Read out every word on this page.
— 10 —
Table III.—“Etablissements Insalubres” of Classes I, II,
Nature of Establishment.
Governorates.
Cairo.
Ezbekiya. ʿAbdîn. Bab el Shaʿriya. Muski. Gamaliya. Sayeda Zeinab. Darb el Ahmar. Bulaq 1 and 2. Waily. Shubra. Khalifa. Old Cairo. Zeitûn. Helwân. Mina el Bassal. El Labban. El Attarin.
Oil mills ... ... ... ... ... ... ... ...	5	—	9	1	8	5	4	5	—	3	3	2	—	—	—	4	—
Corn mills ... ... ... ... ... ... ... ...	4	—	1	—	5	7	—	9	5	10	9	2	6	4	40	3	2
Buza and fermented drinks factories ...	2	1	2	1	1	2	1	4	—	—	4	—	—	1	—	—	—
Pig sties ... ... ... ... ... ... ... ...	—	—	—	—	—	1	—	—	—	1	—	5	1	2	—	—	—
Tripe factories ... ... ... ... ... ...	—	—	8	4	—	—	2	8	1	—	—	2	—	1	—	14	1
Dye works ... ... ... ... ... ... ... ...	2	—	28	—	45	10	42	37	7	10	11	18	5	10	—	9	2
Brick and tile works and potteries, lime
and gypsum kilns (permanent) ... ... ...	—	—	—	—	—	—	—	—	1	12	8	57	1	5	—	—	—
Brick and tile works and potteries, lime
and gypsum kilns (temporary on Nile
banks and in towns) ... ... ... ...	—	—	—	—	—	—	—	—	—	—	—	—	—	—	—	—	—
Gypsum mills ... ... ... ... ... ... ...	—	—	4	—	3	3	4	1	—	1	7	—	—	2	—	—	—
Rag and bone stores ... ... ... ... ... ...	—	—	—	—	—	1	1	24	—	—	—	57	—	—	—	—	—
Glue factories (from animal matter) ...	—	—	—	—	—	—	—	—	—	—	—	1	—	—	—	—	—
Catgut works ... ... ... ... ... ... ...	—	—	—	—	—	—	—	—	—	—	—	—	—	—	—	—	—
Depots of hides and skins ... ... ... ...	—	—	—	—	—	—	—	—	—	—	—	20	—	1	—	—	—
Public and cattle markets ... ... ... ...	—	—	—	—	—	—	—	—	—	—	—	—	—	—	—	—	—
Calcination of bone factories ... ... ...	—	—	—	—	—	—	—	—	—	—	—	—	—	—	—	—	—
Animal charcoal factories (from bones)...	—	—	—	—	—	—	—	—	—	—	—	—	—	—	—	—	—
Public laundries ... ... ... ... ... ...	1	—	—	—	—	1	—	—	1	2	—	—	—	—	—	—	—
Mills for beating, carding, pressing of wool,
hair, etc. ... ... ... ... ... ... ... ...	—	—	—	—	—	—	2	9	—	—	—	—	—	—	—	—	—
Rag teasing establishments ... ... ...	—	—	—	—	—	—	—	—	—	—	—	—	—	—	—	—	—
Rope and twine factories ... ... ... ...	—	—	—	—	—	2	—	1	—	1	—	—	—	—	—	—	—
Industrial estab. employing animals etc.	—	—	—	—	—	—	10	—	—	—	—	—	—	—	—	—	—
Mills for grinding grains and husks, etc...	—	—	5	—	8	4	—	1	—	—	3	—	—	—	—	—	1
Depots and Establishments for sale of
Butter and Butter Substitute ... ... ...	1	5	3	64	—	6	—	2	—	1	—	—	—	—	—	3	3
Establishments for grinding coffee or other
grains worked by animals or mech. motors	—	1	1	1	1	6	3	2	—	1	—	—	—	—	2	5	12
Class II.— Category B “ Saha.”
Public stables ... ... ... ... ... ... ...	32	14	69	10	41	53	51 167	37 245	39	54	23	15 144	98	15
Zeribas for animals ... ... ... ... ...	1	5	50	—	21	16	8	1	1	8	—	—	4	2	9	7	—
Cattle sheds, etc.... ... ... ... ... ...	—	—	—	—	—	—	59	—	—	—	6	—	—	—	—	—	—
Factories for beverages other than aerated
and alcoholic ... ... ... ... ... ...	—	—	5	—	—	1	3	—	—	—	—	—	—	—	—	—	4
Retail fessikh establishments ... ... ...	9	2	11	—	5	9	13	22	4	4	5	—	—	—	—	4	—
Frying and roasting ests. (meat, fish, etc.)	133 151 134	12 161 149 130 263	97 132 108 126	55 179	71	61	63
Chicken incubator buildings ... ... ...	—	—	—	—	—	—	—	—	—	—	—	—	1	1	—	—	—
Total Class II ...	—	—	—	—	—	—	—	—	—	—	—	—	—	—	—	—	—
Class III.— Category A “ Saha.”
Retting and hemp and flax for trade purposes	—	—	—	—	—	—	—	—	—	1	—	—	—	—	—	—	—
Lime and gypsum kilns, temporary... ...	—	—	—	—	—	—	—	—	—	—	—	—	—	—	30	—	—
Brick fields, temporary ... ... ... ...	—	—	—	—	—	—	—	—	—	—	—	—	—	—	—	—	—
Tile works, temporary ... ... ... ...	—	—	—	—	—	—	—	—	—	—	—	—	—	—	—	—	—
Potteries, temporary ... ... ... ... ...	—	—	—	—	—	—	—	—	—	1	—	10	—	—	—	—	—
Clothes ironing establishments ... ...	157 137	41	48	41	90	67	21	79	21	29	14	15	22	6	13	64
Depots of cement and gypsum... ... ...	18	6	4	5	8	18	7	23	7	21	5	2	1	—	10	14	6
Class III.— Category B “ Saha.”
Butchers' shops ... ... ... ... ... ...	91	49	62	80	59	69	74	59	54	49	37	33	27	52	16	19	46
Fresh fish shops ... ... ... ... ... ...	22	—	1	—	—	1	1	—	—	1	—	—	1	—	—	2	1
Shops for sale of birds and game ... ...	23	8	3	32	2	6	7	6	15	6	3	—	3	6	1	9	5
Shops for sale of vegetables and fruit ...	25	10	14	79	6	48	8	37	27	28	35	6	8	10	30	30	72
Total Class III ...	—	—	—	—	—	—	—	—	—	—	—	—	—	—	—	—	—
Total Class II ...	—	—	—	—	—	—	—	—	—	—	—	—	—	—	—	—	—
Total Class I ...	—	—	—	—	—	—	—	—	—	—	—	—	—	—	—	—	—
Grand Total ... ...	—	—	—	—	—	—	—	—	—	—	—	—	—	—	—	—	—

##############################

TASK OBJECTIVE: Repeat each entry word for word.

FINAL RESULT:
Read out every word on this page.
— 10 —
Table III.—“Etablissements Insalubres” of Classes I, II,
Nature of Establishment.
Governorates.
Cairo.
Ezbekiya. ʿAbdîn. Bab el Shaʿriya. Muski. Gamaliya. Sayeda Zeinab. Darb el Ahmar. Bulaq 1 and 2. Waily. Shubra. Khalifa. Old Cairo. Zeitûn. Helwân. Mina el Bassal. El Labban. El Attarin.
Oil mills ... ... ... ... ... ... ... ...	5	—	9	1	8	5	4	5	—	3	3	2	—	—	—	4	—
Corn mills ... ... ... ... ... ... ... ...	4	—	1	—	5	7	—	9	5	10	9	2	6	4	40	3	2
Buza and fermented drinks factories ...	2	1	2	1	1	2	1	4	—	—	4	—	—	1	—	—	—
Pig sties ... ... ... ... ... ... ... ...	—	—	—	—	—	1	—	—	—	1	—	5	1	2	—	—	—
Tripe factories ... ... ... ... ... ...	—	—	8	4	—	—	2	8	1	—	—	2	—	1	—	14	1
Dye works ... ... ... ... ... ... ... ...	2	—	28	—	45	10	42	37	7	10	11	18	5	10	—	9	2
Brick and tile works and potteries, lime
and gypsum kilns (permanent) ... ... ...	—	—	—	—	—	—	—	—	1	12	8	57	1	5	—	—	—
Brick and tile works and potteries, lime
and gypsum kilns (temporary on Nile
banks and in towns) ... ... ... ...	—	—	—	—	—	—	—	—	—	—	—	—	—	—	—	—	—
Gypsum mills ... ... ... ... ... ... ...	—	—	4	—	3	3	4	1	—	1	7	—	—	2	—	—	—
Rag and bone stores ... ... ... ... ... ...	—	—	—	—	—	1	1	24	—	—	—	57	—	—	—	—	—
Glue factories (from animal matter) ...	—	—	—	—	—	—	—	—	—	—	—	1	—	—	—	—	—
Catgut works ... ... ... ... ... ... ...	—	—	—	—	—	—	—	—	—	—	—	—	—	—	—	—	—
Depots of hides and skins ... ... ... ...	—	—	—	—	—	—	—	—	—	—	—	20	—	1	—	—	—
Public and cattle markets ... ... ... ...	—	—	—	—	—	—	—	—	—	—	—	—	—	—	—	—	—
Calcination of bone factories ... ... ...	—	—	—	—	—	—	—	—	—	—	—	—	—	—	—	—	—
Animal charcoal factories (from bones)...	—	—	—	—	—	—	—	—	—	—	—	—	—	—	—	—	—
Public laundries ... ... ... ... ... ...	1	—	—	—	—	1	—	—	1	2	—	—	—	—	—	—	—
Mills for beating, carding, pressing of wool,
hair, etc. ... ... ... ... ... ... ... ...	—	—	—	—	—	—	2	9	—	—	—	—	—	—	—	—	—
Rag teasing establishments ... ... ...	—	—	—	—	—	—	—	—	—	—	—	—	—	—	—	—	—
Rope and twine factories ... ... ... ...	—	—	—	—	—	2	—	1	—	1	—	—	—	—	—	—	—
Industrial estab. employing animals etc.	—	—	—	—	—	—	10	—	—	—	—	—	—	—	—	—	—
Mills for grinding grains and husks, etc...	—	—	5	—	8	4	—	1	—	—	3	—	—	—	—	—	1
Depots and Establishments for sale of
Butter and Butter Substitute ... ... ...	1	5	3	64	—	6	—	2	—	1	—	—	—	—	—	3	3
Establishments for grinding coffee or other
grains worked by animals or mech. motors	—	1	1	1	1	6	3	2	—	1	—	—	—	—	2	5	12
Class II.— Category B “ Saha.”
Public stables ... ... ... ... ... ... ...	32	14	69	10	41	53	51 167	37 245	39	54	23	15 144	98	15
Zeribas for animals ... ... ... ... ...	1	5	50	—	21	16	8	1	1	8	—	—	4	2	9	7	—
Cattle sheds, etc.... ... ... ... ... ...	—	—	—	—	—	—	59	—	—	—	6	—	—	—	—	—	—
Factories for beverages other than aerated
and alcoholic ... ... ... ... ... ...	—	—	5	—	—	1	3	—	—	—	—	—	—	—	—	—	4
Retail fessikh establishments ... ... ...	9	2	11	—	5	9	13	22	4	4	5	—	—	—	—	4	—
Frying and roasting ests. (meat, fish, etc.)	133 151 134	12 161 149 130 263	97 132 108 126	55 179	71	61	63
Chicken incubator buildings ... ... ...	—	—	—	—	—	—	—	—	—	—	—	—	1	1	—	—	—
Total Class II ...	—	—	—	—	—	—	—	—	—	—	—	—	—	—	—	—	—
Class III.— Category A “ Saha.”
Retting and hemp and flax for trade purposes	—	—	—	—	—	—	—	—	—	1	—	—	—	—	—	—	—
Lime and gypsum kilns, temporary... ...	—	—	—	—	—	—	—	—	—	—	—	—	—	—	30	—	—
Brick fields, temporary ... ... ... ...	—	—	—	—	—	—	—	—	—	—	—	—	—	—	—	—	—
Tile works, temporary ... ... ... ...	—	—	—	—	—	—	—	—	—	—	—	—	—	—	—	—	—
Potteries, temporary ... ... ... ... ...	—	—	—	—	—	—	—	—	—	1	—	10	—	—	—	—	—
Clothes ironing establishments ... ...	157 137	41	48	41	90	67	21	79	21	29	14	15	22	6	13	64
Depots of cement and gypsum... ... ...	18	6	4	5	8	18	7	23	7	21	5	2	1	—	10	14	6
Class III.— Category B “ Saha.”
Butchers' shops ... ... ... ... ... ...	91	49	62	80	59	69	74	59	54	49	37	33	27	52	16	19	46
Fresh fish shops ... ... ... ... ... ...	22	—	1	—	—	1	1	—	—	1	—	—	1	—	—	2	1
Shops for sale of birds and game ... ...	23	8	3	32	2	6	7	6	15	6	3	—	3	6	1	9	5
Shops for sale of vegetables and fruit ...	25	10	14	79	6	48	8	37	27	28	35	6	8	10	30	30	72
Total Class III ...	—	—	—	—	—	—	—	—	—	—	—	—	—	—	—	—	—
Total Class II ...	—	—	—	—	—	—	—	—	—	—	—	—	—	—	—	—	—
Total Class I ...	—	—	—	—	—	—	—	—	—	—	—	—	—	—	—	—	—
Grand Total ... ...	—	—	—	—	—	—	—	—	—	—	—	—	—	—	—	—	—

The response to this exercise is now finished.